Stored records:
____________

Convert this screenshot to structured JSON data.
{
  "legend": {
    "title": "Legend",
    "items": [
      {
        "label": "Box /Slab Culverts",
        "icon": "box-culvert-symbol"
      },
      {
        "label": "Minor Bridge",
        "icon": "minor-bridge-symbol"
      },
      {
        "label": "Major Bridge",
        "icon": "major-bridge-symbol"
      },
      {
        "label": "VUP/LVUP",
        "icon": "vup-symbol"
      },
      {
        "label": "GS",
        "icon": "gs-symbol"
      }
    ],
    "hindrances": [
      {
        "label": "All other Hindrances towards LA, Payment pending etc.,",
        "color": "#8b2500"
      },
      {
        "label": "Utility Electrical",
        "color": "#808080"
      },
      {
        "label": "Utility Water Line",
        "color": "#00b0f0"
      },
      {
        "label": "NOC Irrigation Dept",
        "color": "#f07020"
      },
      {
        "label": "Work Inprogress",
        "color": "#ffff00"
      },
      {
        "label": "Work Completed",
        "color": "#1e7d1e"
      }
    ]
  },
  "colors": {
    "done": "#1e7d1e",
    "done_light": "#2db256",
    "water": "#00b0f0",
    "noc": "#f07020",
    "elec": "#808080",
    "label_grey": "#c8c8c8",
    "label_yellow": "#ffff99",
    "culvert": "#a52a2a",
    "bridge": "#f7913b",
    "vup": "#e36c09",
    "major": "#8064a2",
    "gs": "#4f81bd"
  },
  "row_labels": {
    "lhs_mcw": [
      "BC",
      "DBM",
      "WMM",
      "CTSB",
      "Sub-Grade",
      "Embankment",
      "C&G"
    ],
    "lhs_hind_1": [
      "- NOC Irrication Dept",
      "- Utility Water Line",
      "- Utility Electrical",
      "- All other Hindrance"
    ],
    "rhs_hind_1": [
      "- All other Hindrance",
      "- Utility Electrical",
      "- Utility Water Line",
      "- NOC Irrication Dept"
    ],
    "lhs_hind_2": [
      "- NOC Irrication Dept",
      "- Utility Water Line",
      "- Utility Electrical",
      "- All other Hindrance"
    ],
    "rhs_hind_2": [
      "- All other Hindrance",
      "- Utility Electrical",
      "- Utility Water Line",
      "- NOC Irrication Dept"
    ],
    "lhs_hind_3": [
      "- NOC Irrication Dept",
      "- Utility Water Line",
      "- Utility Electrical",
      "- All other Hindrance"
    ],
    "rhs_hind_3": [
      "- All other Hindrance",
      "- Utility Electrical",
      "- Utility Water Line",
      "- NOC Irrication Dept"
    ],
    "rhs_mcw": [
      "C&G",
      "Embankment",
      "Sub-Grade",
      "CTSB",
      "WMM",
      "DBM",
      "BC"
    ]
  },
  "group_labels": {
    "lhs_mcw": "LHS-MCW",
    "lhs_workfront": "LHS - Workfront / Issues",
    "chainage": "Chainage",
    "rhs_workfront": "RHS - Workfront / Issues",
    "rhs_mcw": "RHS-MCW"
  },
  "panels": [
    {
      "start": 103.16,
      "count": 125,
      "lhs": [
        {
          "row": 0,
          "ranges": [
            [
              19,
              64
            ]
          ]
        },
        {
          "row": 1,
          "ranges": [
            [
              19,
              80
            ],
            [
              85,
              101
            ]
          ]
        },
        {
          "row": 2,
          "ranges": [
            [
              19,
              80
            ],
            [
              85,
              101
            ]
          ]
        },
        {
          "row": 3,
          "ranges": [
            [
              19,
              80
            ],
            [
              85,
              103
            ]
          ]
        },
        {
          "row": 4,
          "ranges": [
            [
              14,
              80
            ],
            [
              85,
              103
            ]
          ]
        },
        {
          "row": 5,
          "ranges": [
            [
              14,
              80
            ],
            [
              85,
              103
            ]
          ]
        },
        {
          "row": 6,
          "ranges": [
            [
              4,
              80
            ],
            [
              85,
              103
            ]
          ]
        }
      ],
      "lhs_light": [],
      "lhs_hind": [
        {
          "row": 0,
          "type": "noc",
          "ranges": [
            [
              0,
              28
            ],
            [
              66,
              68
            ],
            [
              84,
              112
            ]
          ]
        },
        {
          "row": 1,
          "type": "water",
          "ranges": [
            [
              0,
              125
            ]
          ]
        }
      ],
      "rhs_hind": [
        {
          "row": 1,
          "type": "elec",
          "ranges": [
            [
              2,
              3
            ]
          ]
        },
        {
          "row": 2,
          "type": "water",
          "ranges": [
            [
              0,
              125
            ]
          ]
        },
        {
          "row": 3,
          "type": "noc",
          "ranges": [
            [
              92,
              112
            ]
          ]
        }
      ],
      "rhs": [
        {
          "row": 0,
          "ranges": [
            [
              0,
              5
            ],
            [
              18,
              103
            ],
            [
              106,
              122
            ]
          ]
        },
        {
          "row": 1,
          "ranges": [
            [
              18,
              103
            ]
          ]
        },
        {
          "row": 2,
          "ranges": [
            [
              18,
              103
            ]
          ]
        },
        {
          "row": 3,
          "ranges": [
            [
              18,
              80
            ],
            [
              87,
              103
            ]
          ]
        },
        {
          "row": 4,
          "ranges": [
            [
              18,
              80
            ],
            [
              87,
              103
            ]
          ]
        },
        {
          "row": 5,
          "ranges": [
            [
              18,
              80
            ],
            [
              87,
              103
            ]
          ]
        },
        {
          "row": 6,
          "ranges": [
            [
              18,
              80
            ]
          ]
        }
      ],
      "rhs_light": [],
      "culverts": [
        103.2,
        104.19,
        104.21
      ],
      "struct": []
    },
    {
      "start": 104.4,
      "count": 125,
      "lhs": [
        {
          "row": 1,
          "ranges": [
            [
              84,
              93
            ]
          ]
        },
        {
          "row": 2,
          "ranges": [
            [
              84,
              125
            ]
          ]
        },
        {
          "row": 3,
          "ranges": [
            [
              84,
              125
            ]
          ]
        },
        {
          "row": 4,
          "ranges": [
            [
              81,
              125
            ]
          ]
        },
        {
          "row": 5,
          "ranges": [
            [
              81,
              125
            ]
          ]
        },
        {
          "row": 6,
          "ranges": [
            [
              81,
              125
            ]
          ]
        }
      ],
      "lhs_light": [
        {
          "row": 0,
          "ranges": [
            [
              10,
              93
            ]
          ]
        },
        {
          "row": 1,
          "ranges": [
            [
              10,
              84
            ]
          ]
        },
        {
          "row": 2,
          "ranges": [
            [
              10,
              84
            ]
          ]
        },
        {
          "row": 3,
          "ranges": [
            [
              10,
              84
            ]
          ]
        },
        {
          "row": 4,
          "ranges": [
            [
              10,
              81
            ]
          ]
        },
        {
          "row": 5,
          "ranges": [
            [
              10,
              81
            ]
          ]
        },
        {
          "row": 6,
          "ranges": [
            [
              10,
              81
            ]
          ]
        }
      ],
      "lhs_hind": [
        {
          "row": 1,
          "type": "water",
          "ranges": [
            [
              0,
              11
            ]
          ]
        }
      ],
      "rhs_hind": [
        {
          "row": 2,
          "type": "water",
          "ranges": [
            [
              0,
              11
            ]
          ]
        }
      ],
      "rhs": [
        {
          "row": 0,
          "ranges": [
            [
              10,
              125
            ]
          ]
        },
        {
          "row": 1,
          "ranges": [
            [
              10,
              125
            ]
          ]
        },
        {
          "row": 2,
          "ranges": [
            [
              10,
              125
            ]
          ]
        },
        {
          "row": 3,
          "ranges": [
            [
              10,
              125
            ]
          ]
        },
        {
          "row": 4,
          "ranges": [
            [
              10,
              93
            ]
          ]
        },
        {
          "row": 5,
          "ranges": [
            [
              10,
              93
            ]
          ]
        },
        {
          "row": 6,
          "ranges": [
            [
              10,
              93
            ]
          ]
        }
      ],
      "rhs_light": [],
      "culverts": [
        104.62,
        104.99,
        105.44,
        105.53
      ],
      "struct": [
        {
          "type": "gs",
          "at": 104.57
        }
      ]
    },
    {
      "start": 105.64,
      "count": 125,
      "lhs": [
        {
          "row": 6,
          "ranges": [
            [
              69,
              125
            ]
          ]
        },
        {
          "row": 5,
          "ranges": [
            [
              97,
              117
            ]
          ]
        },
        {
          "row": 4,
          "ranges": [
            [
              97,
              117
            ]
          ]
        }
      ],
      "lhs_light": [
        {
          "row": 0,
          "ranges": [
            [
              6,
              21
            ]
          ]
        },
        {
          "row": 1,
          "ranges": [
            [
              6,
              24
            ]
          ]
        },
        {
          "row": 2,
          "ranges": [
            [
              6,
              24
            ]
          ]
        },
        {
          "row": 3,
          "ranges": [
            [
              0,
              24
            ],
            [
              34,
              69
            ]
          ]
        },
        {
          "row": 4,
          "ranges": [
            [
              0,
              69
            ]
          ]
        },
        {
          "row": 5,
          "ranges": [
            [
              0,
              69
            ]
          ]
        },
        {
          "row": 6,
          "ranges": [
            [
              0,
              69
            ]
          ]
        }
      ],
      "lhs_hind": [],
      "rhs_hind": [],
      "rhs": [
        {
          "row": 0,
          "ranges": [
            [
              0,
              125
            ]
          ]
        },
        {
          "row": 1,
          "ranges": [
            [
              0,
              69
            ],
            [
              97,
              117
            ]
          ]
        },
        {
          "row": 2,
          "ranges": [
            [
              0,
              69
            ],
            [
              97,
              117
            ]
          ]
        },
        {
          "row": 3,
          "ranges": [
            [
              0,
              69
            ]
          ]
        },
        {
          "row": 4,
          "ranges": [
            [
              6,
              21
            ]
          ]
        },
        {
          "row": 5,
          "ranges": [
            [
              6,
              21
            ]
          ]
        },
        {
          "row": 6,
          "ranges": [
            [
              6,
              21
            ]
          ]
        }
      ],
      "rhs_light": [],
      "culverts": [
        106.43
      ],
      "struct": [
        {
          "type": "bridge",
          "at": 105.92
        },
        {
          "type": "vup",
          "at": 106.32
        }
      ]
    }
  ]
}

____________

* What is required
Find and count the lines of the data that include the string "icon", and report that figure by itself.

* Solution for this problem
5